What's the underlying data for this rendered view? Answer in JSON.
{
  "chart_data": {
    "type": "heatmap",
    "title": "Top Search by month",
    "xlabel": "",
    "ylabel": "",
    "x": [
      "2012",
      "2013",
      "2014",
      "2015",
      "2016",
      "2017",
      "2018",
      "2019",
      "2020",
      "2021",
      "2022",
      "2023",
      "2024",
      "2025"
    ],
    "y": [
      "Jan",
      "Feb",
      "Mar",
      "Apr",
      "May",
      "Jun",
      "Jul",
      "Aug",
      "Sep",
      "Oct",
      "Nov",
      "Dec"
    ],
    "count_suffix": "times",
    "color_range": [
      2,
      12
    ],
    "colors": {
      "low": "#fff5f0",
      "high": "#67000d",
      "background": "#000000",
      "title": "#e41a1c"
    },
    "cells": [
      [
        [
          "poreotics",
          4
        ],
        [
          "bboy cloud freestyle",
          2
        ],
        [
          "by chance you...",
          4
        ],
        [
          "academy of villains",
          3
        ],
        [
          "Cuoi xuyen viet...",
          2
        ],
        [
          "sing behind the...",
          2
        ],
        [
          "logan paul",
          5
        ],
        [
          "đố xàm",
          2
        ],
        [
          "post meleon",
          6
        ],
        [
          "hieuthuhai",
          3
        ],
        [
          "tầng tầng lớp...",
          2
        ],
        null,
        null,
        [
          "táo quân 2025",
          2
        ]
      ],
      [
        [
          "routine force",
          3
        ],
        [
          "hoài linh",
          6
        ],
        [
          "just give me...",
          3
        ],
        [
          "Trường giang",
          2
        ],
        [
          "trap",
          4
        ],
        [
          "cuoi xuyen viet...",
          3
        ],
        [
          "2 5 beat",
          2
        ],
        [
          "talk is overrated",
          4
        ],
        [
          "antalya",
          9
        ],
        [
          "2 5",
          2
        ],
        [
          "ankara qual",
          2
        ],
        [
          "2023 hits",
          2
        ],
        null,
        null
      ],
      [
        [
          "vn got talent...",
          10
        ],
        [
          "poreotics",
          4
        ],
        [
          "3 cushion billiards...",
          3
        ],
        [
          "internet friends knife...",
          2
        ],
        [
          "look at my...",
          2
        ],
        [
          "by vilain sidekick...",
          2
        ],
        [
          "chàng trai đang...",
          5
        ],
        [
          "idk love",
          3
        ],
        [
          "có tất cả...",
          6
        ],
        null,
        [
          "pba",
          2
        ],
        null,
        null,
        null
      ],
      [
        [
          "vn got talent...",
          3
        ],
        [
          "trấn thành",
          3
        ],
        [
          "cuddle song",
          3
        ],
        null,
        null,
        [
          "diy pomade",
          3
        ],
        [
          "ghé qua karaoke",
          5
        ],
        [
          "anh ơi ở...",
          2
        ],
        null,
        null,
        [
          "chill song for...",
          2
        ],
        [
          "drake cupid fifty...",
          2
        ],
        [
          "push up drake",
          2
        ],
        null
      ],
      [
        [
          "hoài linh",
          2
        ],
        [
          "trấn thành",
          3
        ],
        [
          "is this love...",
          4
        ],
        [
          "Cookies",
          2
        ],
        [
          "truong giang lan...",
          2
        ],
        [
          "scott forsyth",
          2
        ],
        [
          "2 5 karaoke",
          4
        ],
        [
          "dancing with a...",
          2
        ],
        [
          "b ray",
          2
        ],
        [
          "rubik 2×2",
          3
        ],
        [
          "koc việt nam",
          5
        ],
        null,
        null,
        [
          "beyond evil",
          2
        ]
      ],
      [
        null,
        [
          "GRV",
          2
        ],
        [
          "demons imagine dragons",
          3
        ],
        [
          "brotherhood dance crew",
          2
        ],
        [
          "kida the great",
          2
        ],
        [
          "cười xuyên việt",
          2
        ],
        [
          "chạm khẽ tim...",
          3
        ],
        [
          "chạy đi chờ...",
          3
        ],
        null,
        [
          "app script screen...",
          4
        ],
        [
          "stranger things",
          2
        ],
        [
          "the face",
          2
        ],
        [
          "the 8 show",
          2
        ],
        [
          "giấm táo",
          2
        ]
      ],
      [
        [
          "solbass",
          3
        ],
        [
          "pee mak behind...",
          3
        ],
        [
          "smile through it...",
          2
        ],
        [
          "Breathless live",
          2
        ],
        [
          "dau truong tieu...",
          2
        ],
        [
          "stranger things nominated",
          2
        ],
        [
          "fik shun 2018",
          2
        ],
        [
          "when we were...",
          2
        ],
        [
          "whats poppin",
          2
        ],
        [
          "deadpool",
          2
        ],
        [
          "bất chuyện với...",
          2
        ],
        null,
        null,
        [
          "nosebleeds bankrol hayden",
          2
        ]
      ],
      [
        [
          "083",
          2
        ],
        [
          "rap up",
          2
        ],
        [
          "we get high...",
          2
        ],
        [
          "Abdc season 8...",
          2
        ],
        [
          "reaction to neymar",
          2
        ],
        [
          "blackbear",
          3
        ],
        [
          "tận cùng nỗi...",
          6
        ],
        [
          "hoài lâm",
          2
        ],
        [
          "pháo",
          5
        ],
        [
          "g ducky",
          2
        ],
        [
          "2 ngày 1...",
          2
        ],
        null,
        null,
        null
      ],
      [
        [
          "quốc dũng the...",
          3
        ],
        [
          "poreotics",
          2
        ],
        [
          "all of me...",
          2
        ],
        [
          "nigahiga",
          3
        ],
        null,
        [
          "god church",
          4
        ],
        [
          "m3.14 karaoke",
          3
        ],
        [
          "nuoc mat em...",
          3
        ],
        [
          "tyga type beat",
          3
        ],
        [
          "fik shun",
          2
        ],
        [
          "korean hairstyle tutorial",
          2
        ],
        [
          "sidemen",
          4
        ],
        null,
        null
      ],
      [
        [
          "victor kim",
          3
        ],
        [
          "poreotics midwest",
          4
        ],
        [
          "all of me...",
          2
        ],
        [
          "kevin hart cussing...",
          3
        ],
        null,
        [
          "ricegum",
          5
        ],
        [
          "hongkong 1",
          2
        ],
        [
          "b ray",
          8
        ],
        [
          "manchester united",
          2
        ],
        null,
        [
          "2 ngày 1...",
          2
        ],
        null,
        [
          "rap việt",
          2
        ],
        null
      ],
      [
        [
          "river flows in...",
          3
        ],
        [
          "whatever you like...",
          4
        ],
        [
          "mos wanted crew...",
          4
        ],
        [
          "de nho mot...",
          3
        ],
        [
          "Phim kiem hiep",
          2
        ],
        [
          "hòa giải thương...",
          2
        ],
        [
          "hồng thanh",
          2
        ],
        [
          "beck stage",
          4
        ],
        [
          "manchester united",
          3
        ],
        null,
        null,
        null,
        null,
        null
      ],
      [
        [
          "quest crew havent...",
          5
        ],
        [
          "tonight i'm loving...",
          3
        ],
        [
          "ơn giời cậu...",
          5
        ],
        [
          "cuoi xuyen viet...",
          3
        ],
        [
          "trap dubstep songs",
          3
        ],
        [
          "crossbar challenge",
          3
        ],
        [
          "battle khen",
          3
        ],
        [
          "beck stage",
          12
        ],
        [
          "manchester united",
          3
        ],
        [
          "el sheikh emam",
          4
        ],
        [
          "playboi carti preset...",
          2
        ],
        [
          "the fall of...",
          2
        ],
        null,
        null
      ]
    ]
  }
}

****************************************

Locate each line with the word "this" and copy it.

What's the underlying data for this rendered view? Answer in JSON.
          "is this love...",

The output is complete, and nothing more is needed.